Data records
'''

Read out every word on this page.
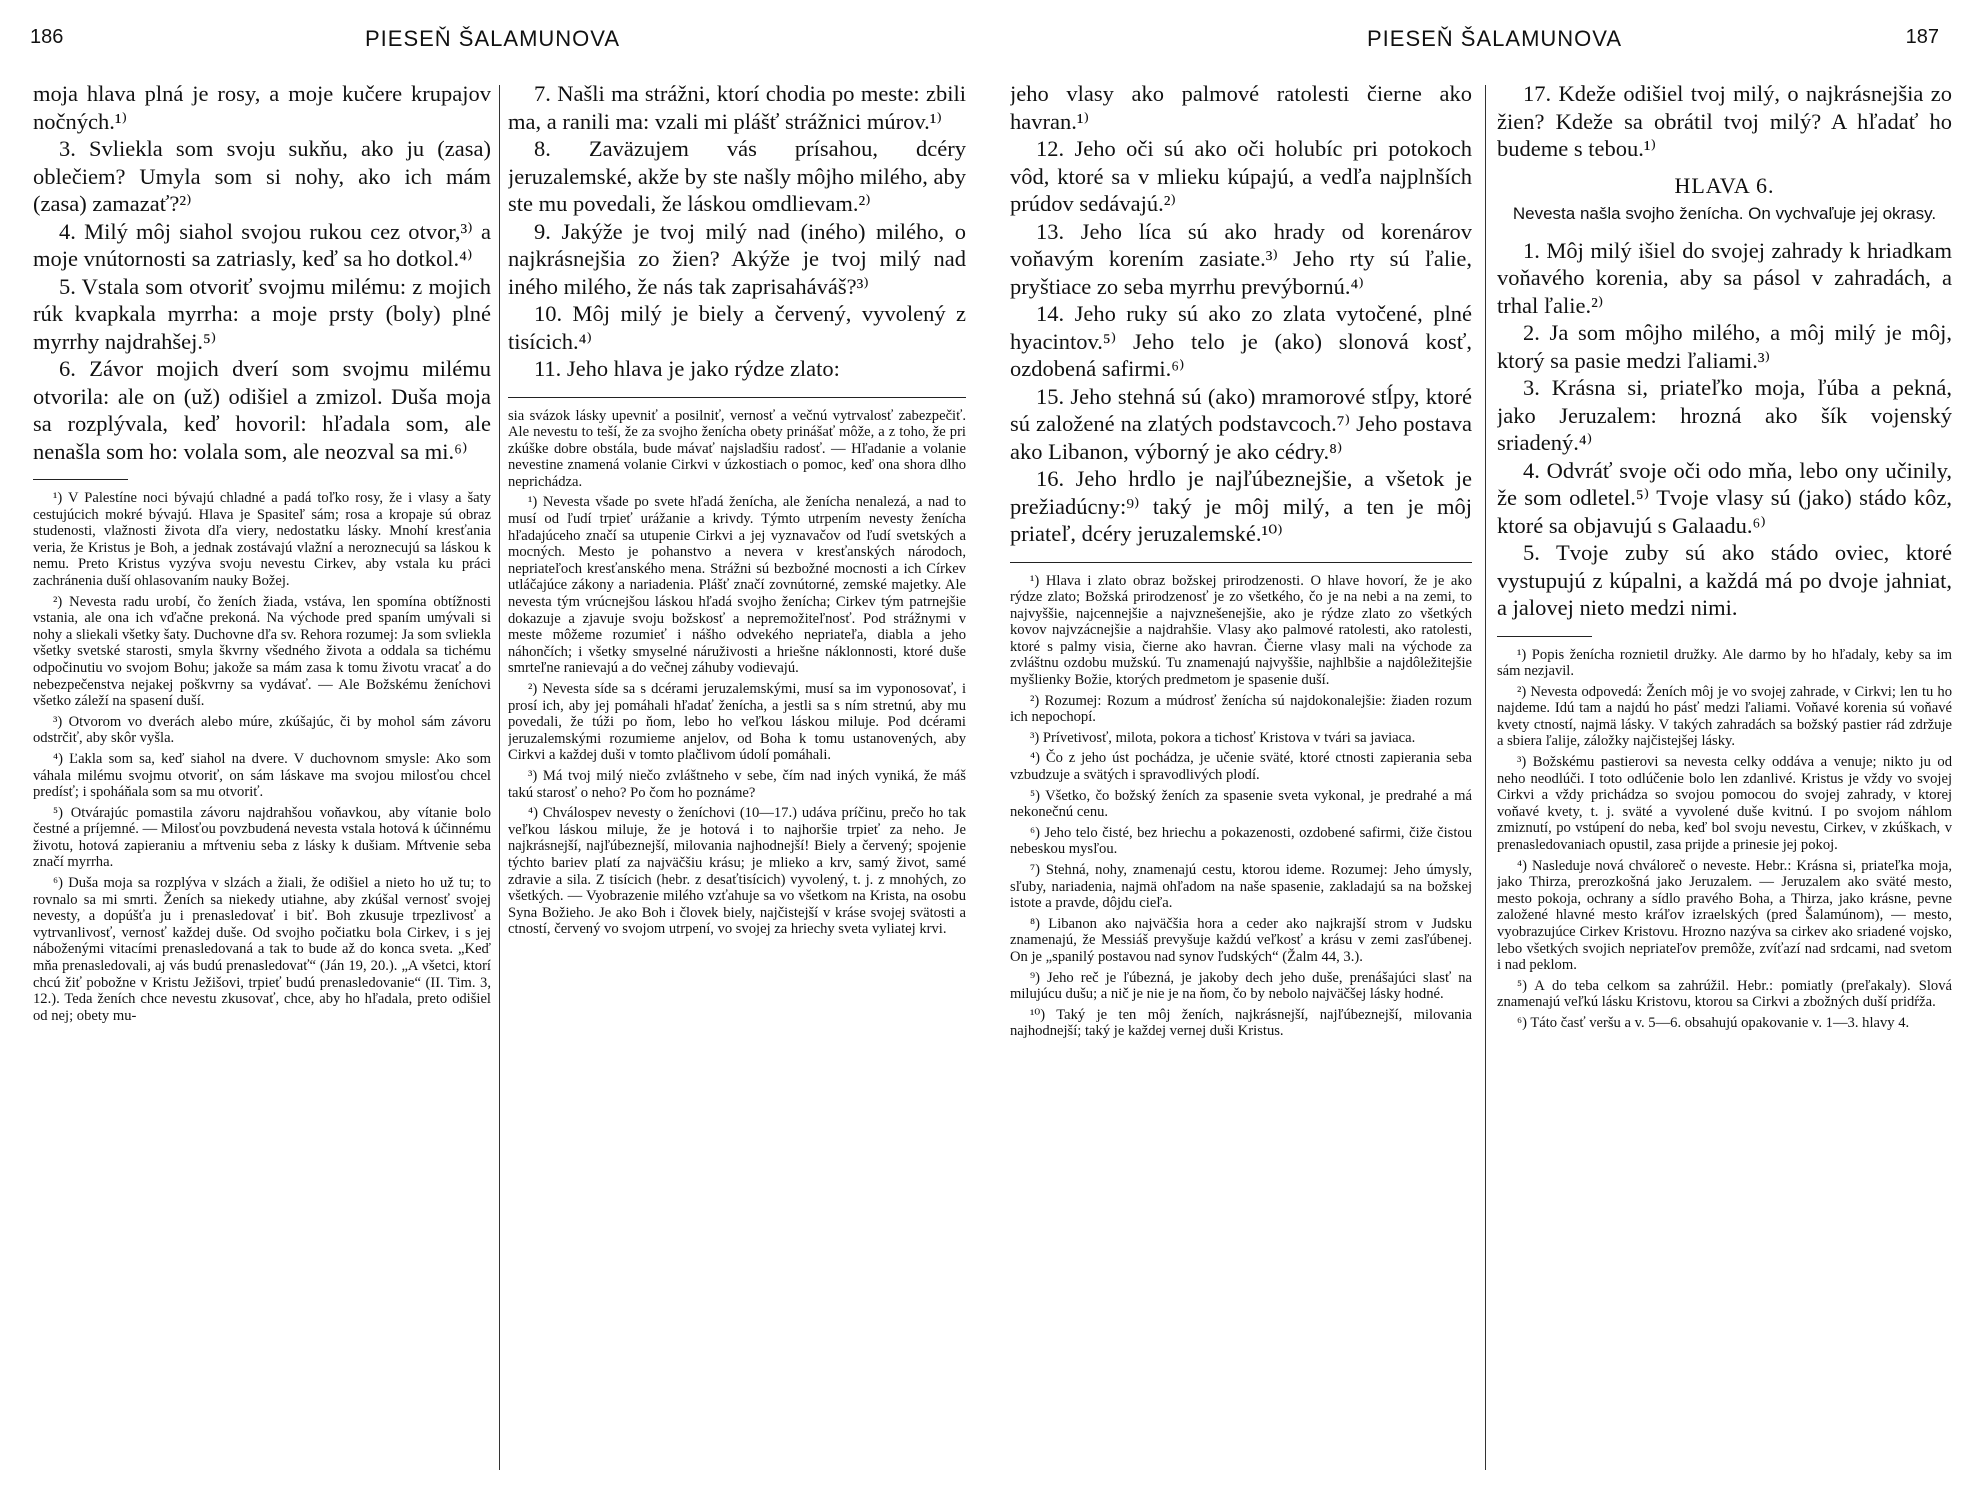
186	PIESEŇ ŠALAMUNOVA

moja hlava plná je rosy, a moje kučere krupajov nočných.¹⁾

3. Svliekla som svoju sukňu, ako ju (zasa) oblečiem? Umyla som si nohy, ako ich mám (zasa) zamazať?²⁾

4. Milý môj siahol svojou rukou cez otvor,³⁾ a moje vnútornosti sa zatriasly, keď sa ho dotkol.⁴⁾

5. Vstala som otvoriť svojmu milému: z mojich rúk kvapkala myrrha: a moje prsty (boly) plné myrrhy najdrahšej.⁵⁾

6. Závor mojich dverí som svojmu milému otvorila: ale on (už) odišiel a zmizol. Duša moja sa rozplývala, keď hovoril: hľadala som, ale nenašla som ho: volala som, ale neozval sa mi.⁶⁾

¹) V Palestíne noci bývajú chladné a padá toľko rosy, že i vlasy a šaty cestujúcich mokré bývajú. Hlava je Spasiteľ sám; rosa a kropaje sú obraz studenosti, vlažnosti života dľa viery, nedostatku lásky. Mnohí kresťania veria, že Kristus je Boh, a jednak zostávajú vlažní a neroznecujú sa láskou k nemu. Preto Kristus vyzýva svoju nevestu Cirkev, aby vstala ku práci zachránenia duší ohlasovaním nauky Božej.

²) Nevesta radu urobí, čo ženích žiada, vstáva, len spomína obtížnosti vstania, ale ona ich vďačne prekoná. Na východe pred spaním umývali si nohy a sliekali všetky šaty. Duchovne dľa sv. Rehora rozumej: Ja som svliekla všetky svetské starosti, smyla škvrny všedného života a oddala sa tichému odpočinutiu vo svojom Bohu; jakože sa mám zasa k tomu životu vracať a do nebezpečenstva nejakej poškvrny sa vydávať. — Ale Božskému ženíchovi všetko záleží na spasení duší.

³) Otvorom vo dverách alebo múre, zkúšajúc, či by mohol sám závoru odstrčiť, aby skôr vyšla.

⁴) Ľakla som sa, keď siahol na dvere. V duchovnom smysle: Ako som váhala milému svojmu otvoriť, on sám láskave ma svojou milosťou chcel predísť; i spoháňala som sa mu otvoriť.

⁵) Otvárajúc pomastila závoru najdrahšou voňavkou, aby vítanie bolo čestné a príjemné. — Milosťou povzbudená nevesta vstala hotová k účinnému životu, hotová zapieraniu a mŕtveniu seba z lásky k dušiam. Mŕtvenie seba značí myrrha.

⁶) Duša moja sa rozplýva v slzách a žiali, že odišiel a nieto ho už tu; to rovnalo sa mi smrti. Ženích sa niekedy utiahne, aby zkúšal vernosť svojej nevesty, a dopúšťa ju i prenasledovať i biť. Boh zkusuje trpezlivosť a vytrvanlivosť, vernosť každej duše. Od svojho počiatku bola Cirkev, i s jej náboženými vitacími prenasledovaná a tak to bude až do konca sveta. „Keď mňa prenasledovali, aj vás budú prenasledovať“ (Ján 19, 20.). „A všetci, ktorí chcú žiť pobožne v Kristu Ježišovi, trpieť budú prenasledovanie“ (II. Tim. 3, 12.). Teda ženích chce nevestu zkusovať, chce, aby ho hľadala, preto odišiel od nej; obety mu-

7. Našli ma strážni, ktorí chodia po meste: zbili ma, a ranili ma: vzali mi plášť strážnici múrov.¹⁾

8. Zaväzujem vás prísahou, dcéry jeruzalemské, akže by ste našly môjho milého, aby ste mu povedali, že láskou omdlievam.²⁾

9. Jakýže je tvoj milý nad (iného) milého, o najkrásnejšia zo žien? Akýže je tvoj milý nad iného milého, že nás tak zaprisaháváš?³⁾

10. Môj milý je biely a červený, vyvolený z tisícich.⁴⁾

11. Jeho hlava je jako rýdze zlato:

sia svázok lásky upevniť a posilniť, vernosť a večnú vytrvalosť zabezpečiť. Ale nevestu to teší, že za svojho ženícha obety prinášať môže, a z toho, že pri zkúške dobre obstála, bude mávať najsladšiu radosť. — Hľadanie a volanie nevestine znamená volanie Cirkvi v úzkostiach o pomoc, keď ona shora dlho neprichádza.

¹) Nevesta všade po svete hľadá ženícha, ale ženícha nenalezá, a nad to musí od ľudí trpieť urážanie a krivdy. Týmto utrpením nevesty ženícha hľadajúceho značí sa utupenie Cirkvi a jej vyznavačov od ľudí svetských a mocných. Mesto je pohanstvo a nevera v kresťanských národoch, nepriateľoch kresťanského mena. Strážni sú bezbožné mocnosti a ich Církev utláčajúce zákony a nariadenia. Plášť značí zovnútorné, zemské majetky. Ale nevesta tým vrúcnejšou láskou hľadá svojho ženícha; Cirkev tým patrnejšie dokazuje a zjavuje svoju božskosť a nepremožiteľnosť. Pod strážnymi v meste môžeme rozumieť i nášho odvekého nepriateľa, diabla a jeho náhončích; i všetky smyselné náruživosti a hriešne náklonnosti, ktoré duše smrteľne ranievajú a do večnej záhuby vodievajú.

²) Nevesta síde sa s dcérami jeruzalemskými, musí sa im vyponosovať, i prosí ich, aby jej pomáhali hľadať ženícha, a jestli sa s ním stretnú, aby mu povedali, že túži po ňom, lebo ho veľkou láskou miluje. Pod dcérami jeruzalemskými rozumieme anjelov, od Boha k tomu ustanovených, aby Cirkvi a každej duši v tomto plačlivom údolí pomáhali.

³) Má tvoj milý niečo zvláštneho v sebe, čím nad iných vyniká, že máš takú starosť o neho? Po čom ho poznáme?

⁴) Chválospev nevesty o ženíchovi (10—17.) udáva príčinu, prečo ho tak veľkou láskou miluje, že je hotová i to najhoršie trpieť za neho. Je najkrásnejší, najľúbeznejší, milovania najhodnejší! Biely a červený; spojenie týchto bariev platí za najväčšiu krásu; je mlieko a krv, samý život, samé zdravie a sila. Z tisícich (hebr. z desaťtisícich) vyvolený, t. j. z mnohých, zo všetkých. — Vyobrazenie milého vzťahuje sa vo všetkom na Krista, na osobu Syna Božieho. Je ako Boh i človek biely, najčistejší v kráse svojej svätosti a ctností, červený vo svojom utrpení, vo svojej za hriechy sveta vyliatej krvi.

PIESEŇ ŠALAMUNOVA	187

jeho vlasy ako palmové ratolesti čierne ako havran.¹⁾

12. Jeho oči sú ako oči holubíc pri potokoch vôd, ktoré sa v mlieku kúpajú, a vedľa najplnších prúdov sedávajú.²⁾

13. Jeho líca sú ako hrady od korenárov voňavým korením zasiate.³⁾ Jeho rty sú ľalie, pryštiace zo seba myrrhu prevýbornú.⁴⁾

14. Jeho ruky sú ako zo zlata vytočené, plné hyacintov.⁵⁾ Jeho telo je (ako) slonová kosť, ozdobená safirmi.⁶⁾

15. Jeho stehná sú (ako) mramorové stĺpy, ktoré sú založené na zlatých podstavcoch.⁷⁾ Jeho postava ako Libanon, výborný je ako cédry.⁸⁾

16. Jeho hrdlo je najľúbeznejšie, a všetok je prežiadúcny:⁹⁾ taký je môj milý, a ten je môj priateľ, dcéry jeruzalemské.¹⁰⁾

¹) Hlava i zlato obraz božskej prirodzenosti. O hlave hovorí, že je ako rýdze zlato; Božská prirodzenosť je zo všetkého, čo je na nebi a na zemi, to najvyššie, najcennejšie a najvznešenejšie, ako je rýdze zlato zo všetkých kovov najvzácnejšie a najdrahšie. Vlasy ako palmové ratolesti, ako ratolesti, ktoré s palmy visia, čierne ako havran. Čierne vlasy mali na východe za zvláštnu ozdobu mužskú. Tu znamenajú najvyššie, najhlbšie a najdôležitejšie myšlienky Božie, ktorých predmetom je spasenie duší.

²) Rozumej: Rozum a múdrosť ženícha sú najdokonalejšie: žiaden rozum ich nepochopí.

³) Prívetivosť, milota, pokora a tichosť Kristova v tvári sa javiaca.

⁴) Čo z jeho úst pochádza, je učenie sväté, ktoré ctnosti zapierania seba vzbudzuje a svätých i spravodlivých plodí.

⁵) Všetko, čo božský ženích za spasenie sveta vykonal, je predrahé a má nekonečnú cenu.

⁶) Jeho telo čisté, bez hriechu a pokazenosti, ozdobené safirmi, čiže čistou nebeskou mysľou.

⁷) Stehná, nohy, znamenajú cestu, ktorou ideme. Rozumej: Jeho úmysly, sľuby, nariadenia, najmä ohľadom na naše spasenie, zakladajú sa na božskej istote a pravde, dôjdu cieľa.

⁸) Libanon ako najväčšia hora a ceder ako najkrajší strom v Judsku znamenajú, že Messiáš prevyšuje každú veľkosť a krásu v zemi zasľúbenej. On je „spanilý postavou nad synov ľudských“ (Žalm 44, 3.).

⁹) Jeho reč je ľúbezná, je jakoby dech jeho duše, prenášajúci slasť na milujúcu dušu; a nič je nie je na ňom, čo by nebolo najväčšej lásky hodné.

¹⁰) Taký je ten môj ženích, najkrásnejší, najľúbeznejší, milovania najhodnejší; taký je každej vernej duši Kristus.

17. Kdeže odišiel tvoj milý, o najkrásnejšia zo žien? Kdeže sa obrátil tvoj milý? A hľadať ho budeme s tebou.¹⁾

HLAVA 6.
Nevesta našla svojho ženícha. On vychvaľuje jej okrasy.

1. Môj milý išiel do svojej zahrady k hriadkam voňavého korenia, aby sa pásol v zahradách, a trhal ľalie.²⁾

2. Ja som môjho milého, a môj milý je môj, ktorý sa pasie medzi ľaliami.³⁾

3. Krásna si, priateľko moja, ľúba a pekná, jako Jeruzalem: hrozná ako šík vojenský sriadený.⁴⁾

4. Odvráť svoje oči odo mňa, lebo ony učinily, že som odletel.⁵⁾ Tvoje vlasy sú (jako) stádo kôz, ktoré sa objavujú s Galaadu.⁶⁾

5. Tvoje zuby sú ako stádo oviec, ktoré vystupujú z kúpalni, a každá má po dvoje jahniat, a jalovej nieto medzi nimi.

¹) Popis ženícha roznietil družky. Ale darmo by ho hľadaly, keby sa im sám nezjavil.

²) Nevesta odpovedá: Ženích môj je vo svojej zahrade, v Cirkvi; len tu ho najdeme. Idú tam a najdú ho pásť medzi ľaliami. Voňavé korenia sú voňavé kvety ctností, najmä lásky. V takých zahradách sa božský pastier rád zdržuje a sbiera ľalije, záložky najčistejšej lásky.

³) Božskému pastierovi sa nevesta celky oddáva a venuje; nikto ju od neho neodlúči. I toto odlúčenie bolo len zdanlivé. Kristus je vždy vo svojej Cirkvi a vždy prichádza so svojou pomocou do svojej zahrady, v ktorej voňavé kvety, t. j. sväté a vyvolené duše kvitnú. I po svojom náhlom zmiznutí, po vstúpení do neba, keď bol svoju nevestu, Cirkev, v zkúškach, v prenasledovaniach opustil, zasa prijde a prinesie jej pokoj.

⁴) Nasleduje nová chváloreč o neveste. Hebr.: Krásna si, priateľka moja, jako Thirza, prerozkošná jako Jeruzalem. — Jeruzalem ako sväté mesto, mesto pokoja, ochrany a sídlo pravého Boha, a Thirza, jako krásne, pevne založené hlavné mesto kráľov izraelských (pred Šalamúnom), — mesto, vyobrazujúce Cirkev Kristovu. Hrozno nazýva sa cirkev ako sriadené vojsko, lebo všetkých svojich nepriateľov premôže, zvíťazí nad srdcami, nad svetom i nad peklom.

⁵) A do teba celkom sa zahrúžil. Hebr.: pomiatly (preľakaly). Slová znamenajú veľkú lásku Kristovu, ktorou sa Cirkvi a zbožných duší pridŕža.

⁶) Táto časť veršu a v. 5—6. obsahujú opakovanie v. 1—3. hlavy 4.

'''

§ TASK TO COMPLETE: Go through the entries above and copy every line containing "červený".

§ FINISHED TASK:
10. Môj milý je biely a červený, vyvolený z tisícich.⁴⁾
⁴) Chválospev nevesty o ženíchovi (10—17.) udáva príčinu, prečo ho tak veľkou láskou miluje, že je hotová i to najhoršie trpieť za neho. Je najkrásnejší, najľúbeznejší, milovania najhodnejší! Biely a červený; spojenie týchto bariev platí za najväčšiu krásu; je mlieko a krv, samý život, samé zdravie a sila. Z tisícich (hebr. z desaťtisícich) vyvolený, t. j. z mnohých, zo všetkých. — Vyobrazenie milého vzťahuje sa vo všetkom na Krista, na osobu Syna Božieho. Je ako Boh i človek biely, najčistejší v kráse svojej svätosti a ctností, červený vo svojom utrpení, vo svojej za hriechy sveta vyliatej krvi.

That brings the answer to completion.